- [SET PROBLEM] Swap "breadcrumb-separator" for "breadcrumb-divider" in the data from its start through the line containing "818, 1007, 1181]", and give those lines back with nothing else changed.
───── ENTRIES PROVIDED
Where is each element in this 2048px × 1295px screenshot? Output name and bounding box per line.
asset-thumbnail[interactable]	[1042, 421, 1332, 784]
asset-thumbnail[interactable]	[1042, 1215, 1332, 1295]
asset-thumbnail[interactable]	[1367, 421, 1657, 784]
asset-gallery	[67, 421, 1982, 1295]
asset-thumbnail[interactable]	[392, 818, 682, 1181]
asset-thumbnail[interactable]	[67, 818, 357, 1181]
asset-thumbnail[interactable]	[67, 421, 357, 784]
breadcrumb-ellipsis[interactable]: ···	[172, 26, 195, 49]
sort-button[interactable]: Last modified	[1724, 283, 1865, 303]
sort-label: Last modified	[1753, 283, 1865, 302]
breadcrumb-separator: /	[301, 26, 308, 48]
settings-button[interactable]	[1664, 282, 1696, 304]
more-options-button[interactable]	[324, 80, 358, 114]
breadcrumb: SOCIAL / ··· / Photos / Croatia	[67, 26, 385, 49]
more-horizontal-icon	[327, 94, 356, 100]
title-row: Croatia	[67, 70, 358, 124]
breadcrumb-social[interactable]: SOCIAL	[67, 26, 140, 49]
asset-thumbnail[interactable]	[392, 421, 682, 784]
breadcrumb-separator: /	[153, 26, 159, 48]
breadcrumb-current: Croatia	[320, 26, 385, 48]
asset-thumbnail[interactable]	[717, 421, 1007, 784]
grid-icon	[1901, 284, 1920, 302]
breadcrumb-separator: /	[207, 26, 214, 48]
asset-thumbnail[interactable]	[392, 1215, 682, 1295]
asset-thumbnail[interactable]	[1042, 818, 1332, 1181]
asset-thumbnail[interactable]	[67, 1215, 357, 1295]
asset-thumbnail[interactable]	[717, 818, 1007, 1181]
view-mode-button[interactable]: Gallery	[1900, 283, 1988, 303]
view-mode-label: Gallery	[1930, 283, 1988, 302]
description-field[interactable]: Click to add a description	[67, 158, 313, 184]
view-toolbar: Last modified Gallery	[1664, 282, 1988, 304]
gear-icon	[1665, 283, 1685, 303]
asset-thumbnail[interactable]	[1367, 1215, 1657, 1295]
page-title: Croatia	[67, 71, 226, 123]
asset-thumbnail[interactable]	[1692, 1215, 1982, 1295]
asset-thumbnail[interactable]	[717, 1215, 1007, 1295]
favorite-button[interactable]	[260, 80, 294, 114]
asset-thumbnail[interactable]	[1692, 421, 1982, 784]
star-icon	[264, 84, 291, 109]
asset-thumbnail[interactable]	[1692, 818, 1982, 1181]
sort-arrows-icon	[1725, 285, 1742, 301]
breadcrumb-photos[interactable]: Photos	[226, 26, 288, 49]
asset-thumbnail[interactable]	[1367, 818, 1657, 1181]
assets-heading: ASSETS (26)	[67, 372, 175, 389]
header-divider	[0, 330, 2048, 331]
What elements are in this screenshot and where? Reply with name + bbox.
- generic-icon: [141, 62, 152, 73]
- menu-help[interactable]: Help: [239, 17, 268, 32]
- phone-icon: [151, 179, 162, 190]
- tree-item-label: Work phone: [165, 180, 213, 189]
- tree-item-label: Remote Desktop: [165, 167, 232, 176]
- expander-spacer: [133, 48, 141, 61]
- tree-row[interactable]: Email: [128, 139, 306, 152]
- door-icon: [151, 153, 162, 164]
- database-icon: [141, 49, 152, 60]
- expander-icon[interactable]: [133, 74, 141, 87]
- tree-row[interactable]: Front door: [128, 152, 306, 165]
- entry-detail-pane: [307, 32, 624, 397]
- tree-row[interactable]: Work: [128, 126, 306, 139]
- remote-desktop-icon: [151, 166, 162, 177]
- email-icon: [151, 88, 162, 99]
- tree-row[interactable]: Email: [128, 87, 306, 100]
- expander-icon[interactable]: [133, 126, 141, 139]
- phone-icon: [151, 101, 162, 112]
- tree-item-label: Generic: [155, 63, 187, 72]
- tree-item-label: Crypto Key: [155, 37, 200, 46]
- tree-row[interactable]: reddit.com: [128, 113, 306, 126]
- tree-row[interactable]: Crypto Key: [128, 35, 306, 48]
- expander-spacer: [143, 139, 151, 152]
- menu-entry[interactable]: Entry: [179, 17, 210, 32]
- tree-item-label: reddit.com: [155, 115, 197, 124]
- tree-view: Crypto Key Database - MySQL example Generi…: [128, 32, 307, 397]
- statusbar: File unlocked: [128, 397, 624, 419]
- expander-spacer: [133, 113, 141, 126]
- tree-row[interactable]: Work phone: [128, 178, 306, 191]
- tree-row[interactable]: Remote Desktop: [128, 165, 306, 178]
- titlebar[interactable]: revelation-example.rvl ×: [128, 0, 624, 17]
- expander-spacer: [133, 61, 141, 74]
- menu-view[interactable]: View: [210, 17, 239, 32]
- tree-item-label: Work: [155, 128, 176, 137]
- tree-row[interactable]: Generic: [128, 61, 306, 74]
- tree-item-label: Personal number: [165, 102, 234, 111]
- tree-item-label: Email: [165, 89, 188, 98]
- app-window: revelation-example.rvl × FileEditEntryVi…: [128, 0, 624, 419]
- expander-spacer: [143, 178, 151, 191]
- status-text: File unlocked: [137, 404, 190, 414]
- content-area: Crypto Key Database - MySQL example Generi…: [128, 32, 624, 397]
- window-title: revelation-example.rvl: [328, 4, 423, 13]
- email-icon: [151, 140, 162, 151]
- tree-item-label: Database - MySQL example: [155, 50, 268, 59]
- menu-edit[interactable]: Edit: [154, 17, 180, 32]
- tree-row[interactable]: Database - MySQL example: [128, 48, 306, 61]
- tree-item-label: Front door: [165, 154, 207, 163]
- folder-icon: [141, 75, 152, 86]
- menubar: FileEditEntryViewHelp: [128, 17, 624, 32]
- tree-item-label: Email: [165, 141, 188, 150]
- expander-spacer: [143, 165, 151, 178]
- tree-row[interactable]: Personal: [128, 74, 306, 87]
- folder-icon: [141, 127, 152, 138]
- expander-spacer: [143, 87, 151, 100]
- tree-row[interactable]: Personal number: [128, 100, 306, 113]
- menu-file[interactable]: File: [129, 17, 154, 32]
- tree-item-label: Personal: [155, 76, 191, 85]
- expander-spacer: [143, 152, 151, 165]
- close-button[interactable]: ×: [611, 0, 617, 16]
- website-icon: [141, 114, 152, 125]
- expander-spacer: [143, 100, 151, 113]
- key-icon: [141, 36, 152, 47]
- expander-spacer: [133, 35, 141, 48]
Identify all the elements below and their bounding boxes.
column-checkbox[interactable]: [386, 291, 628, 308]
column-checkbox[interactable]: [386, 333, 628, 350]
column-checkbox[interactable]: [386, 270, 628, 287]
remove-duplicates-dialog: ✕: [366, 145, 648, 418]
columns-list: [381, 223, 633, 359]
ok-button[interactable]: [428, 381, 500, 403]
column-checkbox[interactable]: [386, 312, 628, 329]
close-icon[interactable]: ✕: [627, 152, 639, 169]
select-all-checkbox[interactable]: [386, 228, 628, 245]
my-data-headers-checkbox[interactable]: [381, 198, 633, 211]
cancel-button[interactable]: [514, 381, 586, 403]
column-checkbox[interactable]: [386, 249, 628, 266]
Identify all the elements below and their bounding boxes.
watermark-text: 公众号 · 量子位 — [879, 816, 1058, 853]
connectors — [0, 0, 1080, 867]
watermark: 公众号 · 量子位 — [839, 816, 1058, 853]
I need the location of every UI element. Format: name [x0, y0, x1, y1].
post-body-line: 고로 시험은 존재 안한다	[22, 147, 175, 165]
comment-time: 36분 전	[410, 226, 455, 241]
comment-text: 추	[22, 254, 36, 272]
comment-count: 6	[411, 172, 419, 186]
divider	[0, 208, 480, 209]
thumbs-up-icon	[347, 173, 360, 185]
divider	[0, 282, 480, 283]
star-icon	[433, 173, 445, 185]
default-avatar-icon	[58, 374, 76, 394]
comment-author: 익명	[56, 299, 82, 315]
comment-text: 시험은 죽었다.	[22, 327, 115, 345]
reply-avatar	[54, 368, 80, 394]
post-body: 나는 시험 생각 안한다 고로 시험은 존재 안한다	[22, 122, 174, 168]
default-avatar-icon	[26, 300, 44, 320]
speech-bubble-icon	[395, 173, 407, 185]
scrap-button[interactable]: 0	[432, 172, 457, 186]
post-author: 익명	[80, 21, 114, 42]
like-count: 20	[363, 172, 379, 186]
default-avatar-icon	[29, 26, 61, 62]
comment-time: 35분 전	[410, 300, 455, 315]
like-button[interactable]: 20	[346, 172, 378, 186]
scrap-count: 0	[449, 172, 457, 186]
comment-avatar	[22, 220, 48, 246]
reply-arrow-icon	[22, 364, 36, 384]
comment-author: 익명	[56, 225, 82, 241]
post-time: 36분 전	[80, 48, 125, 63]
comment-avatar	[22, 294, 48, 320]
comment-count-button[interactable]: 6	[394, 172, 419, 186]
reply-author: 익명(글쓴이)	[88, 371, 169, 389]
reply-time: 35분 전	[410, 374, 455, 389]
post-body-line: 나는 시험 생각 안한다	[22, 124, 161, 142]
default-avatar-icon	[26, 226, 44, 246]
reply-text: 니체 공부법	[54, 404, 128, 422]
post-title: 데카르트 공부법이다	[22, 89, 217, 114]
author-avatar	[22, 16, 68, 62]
──────────
- [WRITTEN ANSWER]
Where is each element in this 2048px × 1295px screenshot? Output name and bounding box per line.
asset-thumbnail[interactable]	[1042, 421, 1332, 784]
asset-thumbnail[interactable]	[1042, 1215, 1332, 1295]
asset-thumbnail[interactable]	[1367, 421, 1657, 784]
asset-gallery	[67, 421, 1982, 1295]
asset-thumbnail[interactable]	[392, 818, 682, 1181]
asset-thumbnail[interactable]	[67, 818, 357, 1181]
asset-thumbnail[interactable]	[67, 421, 357, 784]
breadcrumb-ellipsis[interactable]: ···	[172, 26, 195, 49]
sort-button[interactable]: Last modified	[1724, 283, 1865, 303]
sort-label: Last modified	[1753, 283, 1865, 302]
breadcrumb-divider: /	[301, 26, 308, 48]
settings-button[interactable]	[1664, 282, 1696, 304]
more-options-button[interactable]	[324, 80, 358, 114]
breadcrumb: SOCIAL / ··· / Photos / Croatia	[67, 26, 385, 49]
more-horizontal-icon	[327, 94, 356, 100]
title-row: Croatia	[67, 70, 358, 124]
breadcrumb-social[interactable]: SOCIAL	[67, 26, 140, 49]
asset-thumbnail[interactable]	[392, 421, 682, 784]
breadcrumb-divider: /	[153, 26, 159, 48]
breadcrumb-current: Croatia	[320, 26, 385, 48]
asset-thumbnail[interactable]	[717, 421, 1007, 784]
grid-icon	[1901, 284, 1920, 302]
breadcrumb-divider: /	[207, 26, 214, 48]
asset-thumbnail[interactable]	[392, 1215, 682, 1295]
asset-thumbnail[interactable]	[1042, 818, 1332, 1181]
asset-thumbnail[interactable]	[67, 1215, 357, 1295]
asset-thumbnail[interactable]	[717, 818, 1007, 1181]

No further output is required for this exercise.